■ The exercise ■
Below are the records; collect from them each line containing the string "network".

■ Entries supplied ■
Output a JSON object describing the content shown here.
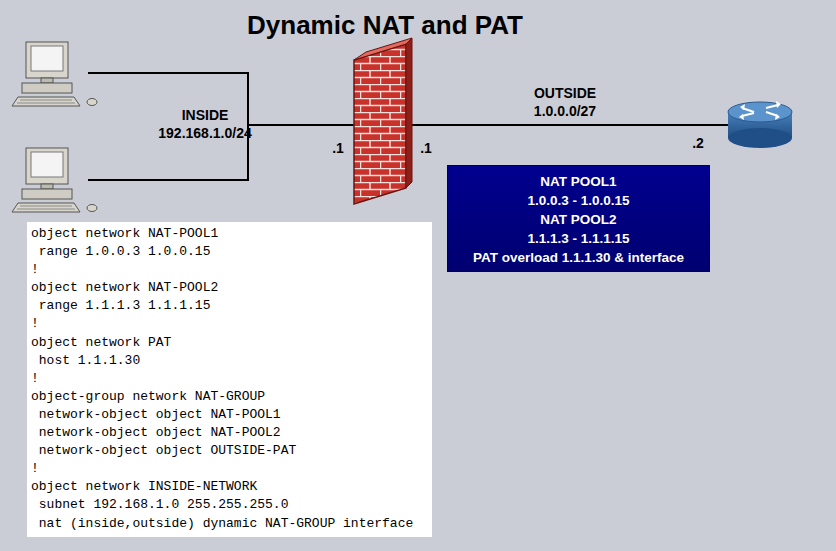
{
  "diagram": {
    "title": "Dynamic NAT and PAT",
    "nodes": [
      {
        "text": [
          "NAT POOL1",
          "1.0.0.3 - 1.0.0.15",
          "NAT POOL2",
          "1.1.1.3 - 1.1.1.15",
          "PAT overload 1.1.1.30 & interface"
        ]
      },
      {
        "text": [
          "object network NAT-POOL1",
          " range 1.0.0.3 1.0.0.15",
          "!",
          "object network NAT-POOL2",
          " range 1.1.1.3 1.1.1.15",
          "!",
          "object network PAT",
          " host 1.1.1.30",
          "!",
          "object-group network NAT-GROUP",
          " network-object object NAT-POOL1",
          " network-object object NAT-POOL2",
          " network-object object OUTSIDE-PAT",
          "!",
          "object network INSIDE-NETWORK",
          " subnet 192.168.1.0 255.255.255.0",
          " nat (inside,outside) dynamic NAT-GROUP interface"
        ]
      }
    ],
    "labels": [
      "INSIDE",
      "192.168.1.0/24",
      ".1",
      ".1",
      "OUTSIDE",
      "1.0.0.0/27",
      ".2"
    ]
  }
}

■ Correct output ■
          "object network NAT-POOL1",
          "object network NAT-POOL2",
          "object network PAT",
          "object-group network NAT-GROUP",
          " network-object object NAT-POOL1",
          " network-object object NAT-POOL2",
          " network-object object OUTSIDE-PAT",
          "object network INSIDE-NETWORK",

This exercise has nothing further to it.